◆ **Aim**
Reproduce the records below exactly, leaving out any pictures.
○ ○ ○ ○ ○
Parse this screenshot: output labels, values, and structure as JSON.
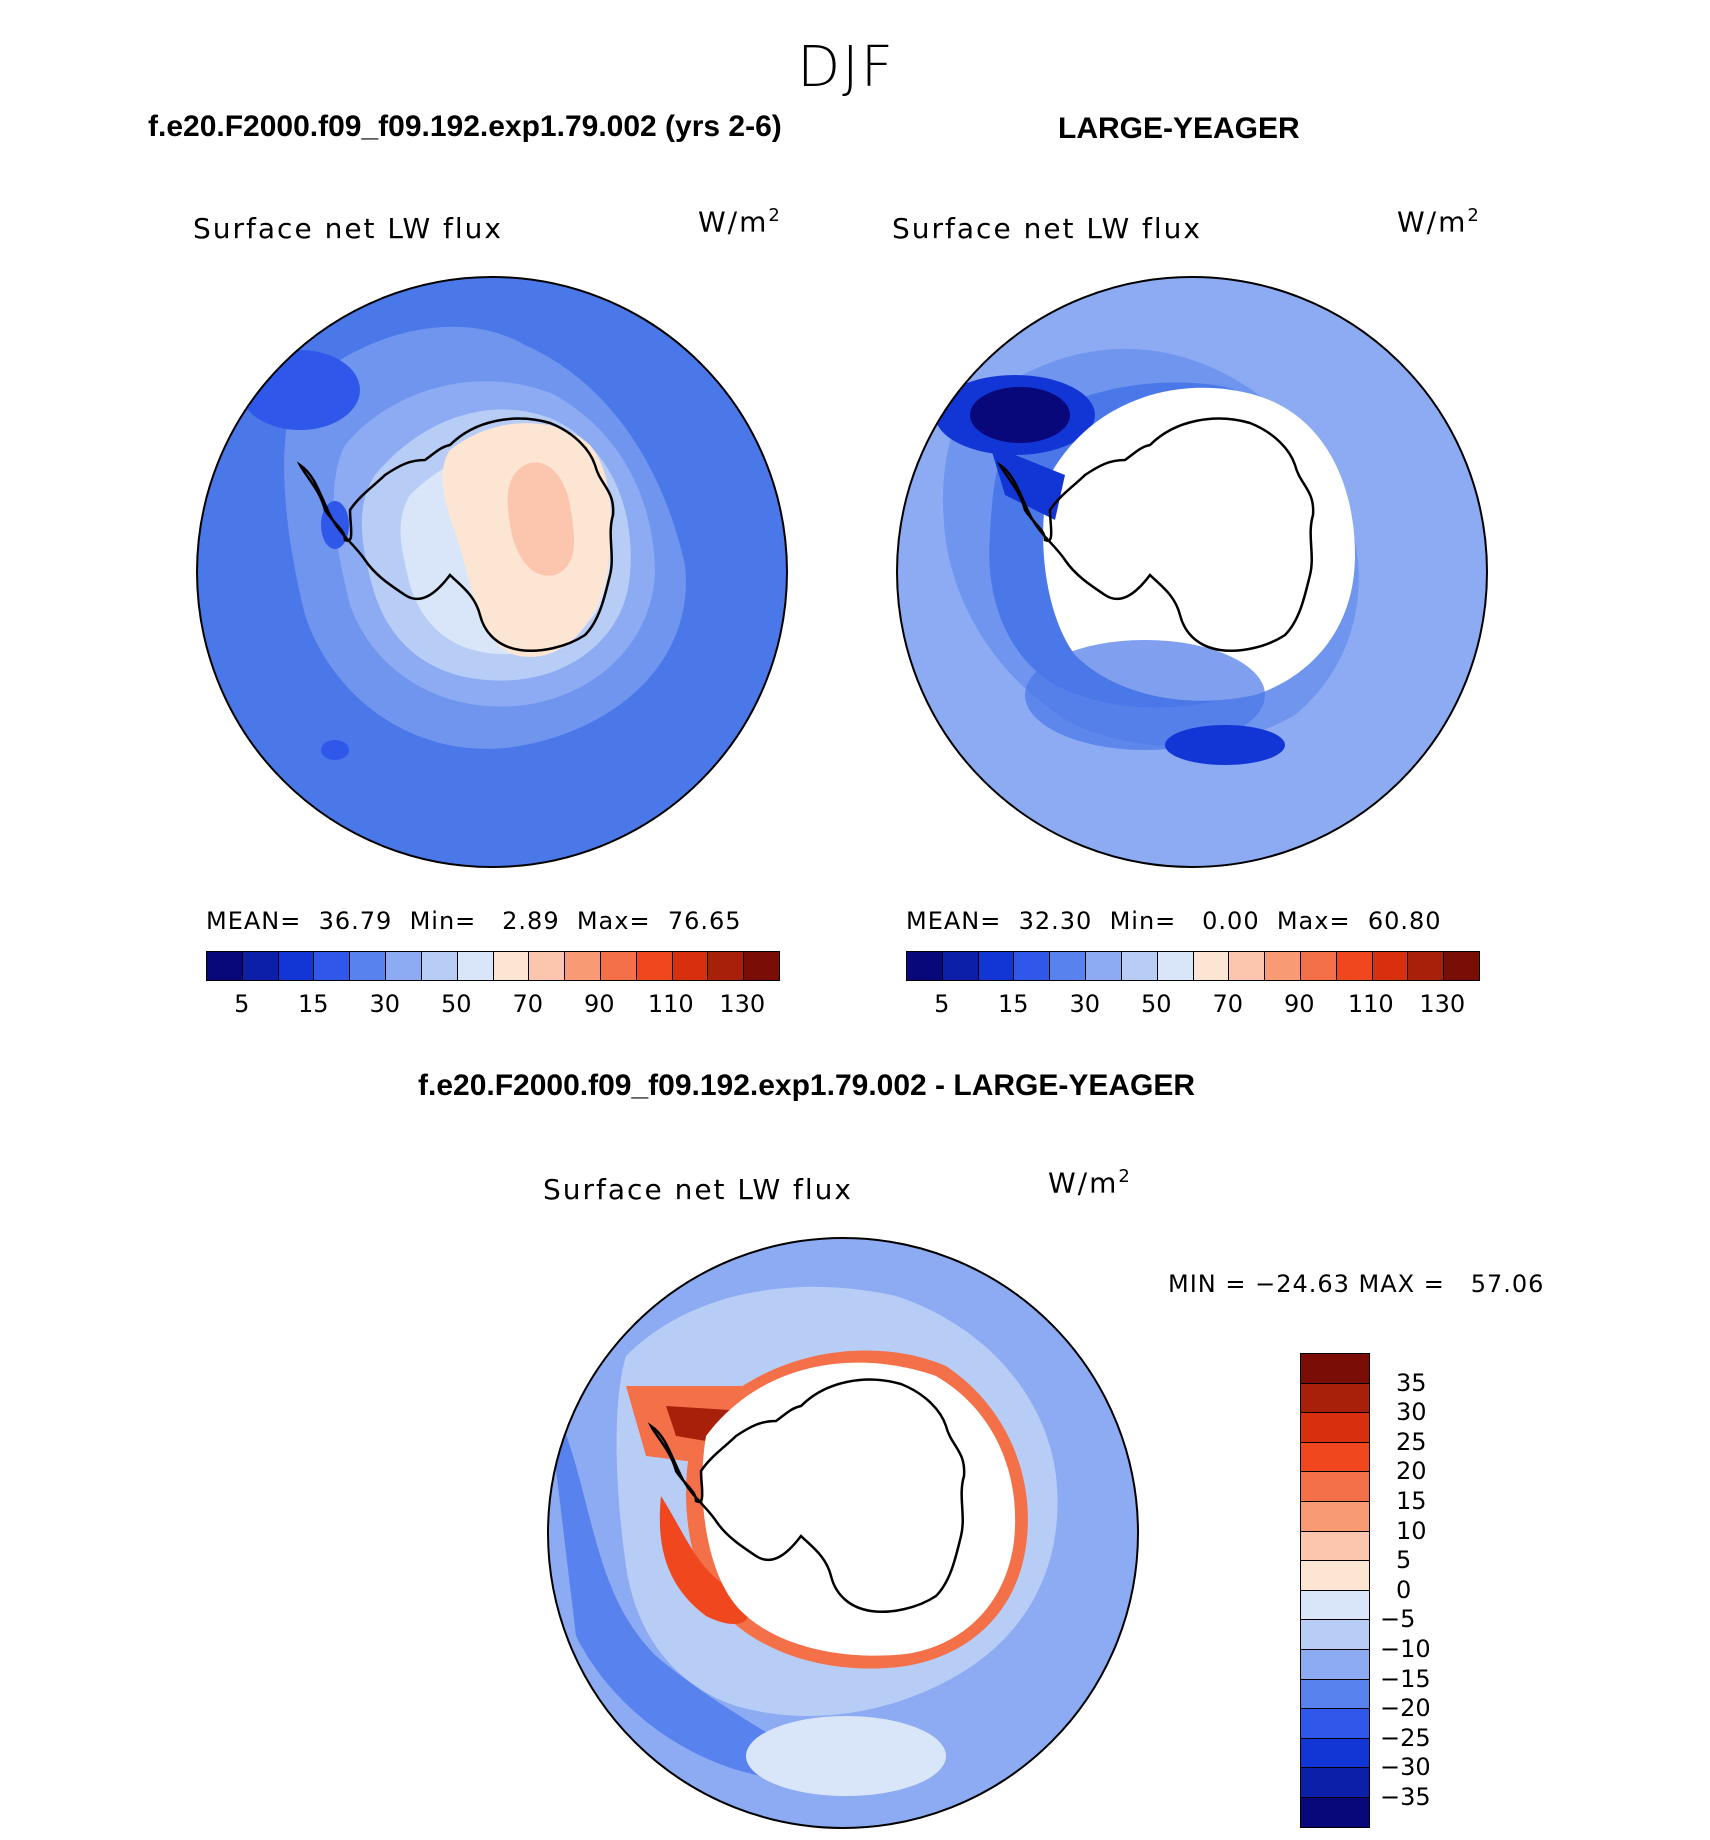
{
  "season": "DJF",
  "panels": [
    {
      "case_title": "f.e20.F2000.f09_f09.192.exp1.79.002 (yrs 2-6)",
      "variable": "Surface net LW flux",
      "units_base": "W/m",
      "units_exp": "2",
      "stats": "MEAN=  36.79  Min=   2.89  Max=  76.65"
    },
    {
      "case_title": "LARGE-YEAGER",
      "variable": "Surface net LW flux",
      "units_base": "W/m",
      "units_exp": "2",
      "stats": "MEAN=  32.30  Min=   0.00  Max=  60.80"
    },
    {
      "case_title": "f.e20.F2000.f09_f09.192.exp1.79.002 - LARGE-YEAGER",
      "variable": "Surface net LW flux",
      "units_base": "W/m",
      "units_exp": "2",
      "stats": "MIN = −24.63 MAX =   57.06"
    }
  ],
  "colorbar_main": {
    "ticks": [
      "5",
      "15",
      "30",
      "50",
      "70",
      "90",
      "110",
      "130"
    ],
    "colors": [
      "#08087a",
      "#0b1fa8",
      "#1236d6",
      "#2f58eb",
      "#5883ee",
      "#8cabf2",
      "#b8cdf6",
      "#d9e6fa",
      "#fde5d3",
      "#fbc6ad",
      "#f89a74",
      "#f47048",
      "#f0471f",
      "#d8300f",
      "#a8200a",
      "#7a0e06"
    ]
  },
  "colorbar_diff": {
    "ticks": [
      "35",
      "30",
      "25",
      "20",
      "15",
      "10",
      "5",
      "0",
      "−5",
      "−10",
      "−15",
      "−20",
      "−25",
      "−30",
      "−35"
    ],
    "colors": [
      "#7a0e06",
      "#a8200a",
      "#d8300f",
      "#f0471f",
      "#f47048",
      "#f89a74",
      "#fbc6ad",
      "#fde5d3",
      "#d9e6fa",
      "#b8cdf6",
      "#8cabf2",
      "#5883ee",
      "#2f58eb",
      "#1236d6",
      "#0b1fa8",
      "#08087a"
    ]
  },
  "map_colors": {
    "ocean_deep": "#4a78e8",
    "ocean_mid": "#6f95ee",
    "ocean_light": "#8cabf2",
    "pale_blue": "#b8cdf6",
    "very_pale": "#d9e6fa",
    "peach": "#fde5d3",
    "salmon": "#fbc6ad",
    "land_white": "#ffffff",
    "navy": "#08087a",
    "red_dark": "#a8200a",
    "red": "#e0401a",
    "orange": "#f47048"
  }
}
○ ○ ○ ○ ○
◆ **Complete response**
Parse this screenshot: output labels, values, and structure as JSON.
{
  "season": "DJF",
  "panels": [
    {
      "case_title": "f.e20.F2000.f09_f09.192.exp1.79.002 (yrs 2-6)",
      "variable": "Surface net LW flux",
      "units_base": "W/m",
      "units_exp": "2",
      "stats": "MEAN=  36.79  Min=   2.89  Max=  76.65"
    },
    {
      "case_title": "LARGE-YEAGER",
      "variable": "Surface net LW flux",
      "units_base": "W/m",
      "units_exp": "2",
      "stats": "MEAN=  32.30  Min=   0.00  Max=  60.80"
    },
    {
      "case_title": "f.e20.F2000.f09_f09.192.exp1.79.002 - LARGE-YEAGER",
      "variable": "Surface net LW flux",
      "units_base": "W/m",
      "units_exp": "2",
      "stats": "MIN = −24.63 MAX =   57.06"
    }
  ],
  "colorbar_main": {
    "ticks": [
      "5",
      "15",
      "30",
      "50",
      "70",
      "90",
      "110",
      "130"
    ],
    "colors": [
      "#08087a",
      "#0b1fa8",
      "#1236d6",
      "#2f58eb",
      "#5883ee",
      "#8cabf2",
      "#b8cdf6",
      "#d9e6fa",
      "#fde5d3",
      "#fbc6ad",
      "#f89a74",
      "#f47048",
      "#f0471f",
      "#d8300f",
      "#a8200a",
      "#7a0e06"
    ]
  },
  "colorbar_diff": {
    "ticks": [
      "35",
      "30",
      "25",
      "20",
      "15",
      "10",
      "5",
      "0",
      "−5",
      "−10",
      "−15",
      "−20",
      "−25",
      "−30",
      "−35"
    ],
    "colors": [
      "#7a0e06",
      "#a8200a",
      "#d8300f",
      "#f0471f",
      "#f47048",
      "#f89a74",
      "#fbc6ad",
      "#fde5d3",
      "#d9e6fa",
      "#b8cdf6",
      "#8cabf2",
      "#5883ee",
      "#2f58eb",
      "#1236d6",
      "#0b1fa8",
      "#08087a"
    ]
  },
  "map_colors": {
    "ocean_deep": "#4a78e8",
    "ocean_mid": "#6f95ee",
    "ocean_light": "#8cabf2",
    "pale_blue": "#b8cdf6",
    "very_pale": "#d9e6fa",
    "peach": "#fde5d3",
    "salmon": "#fbc6ad",
    "land_white": "#ffffff",
    "navy": "#08087a",
    "red_dark": "#a8200a",
    "red": "#e0401a",
    "orange": "#f47048"
  }
}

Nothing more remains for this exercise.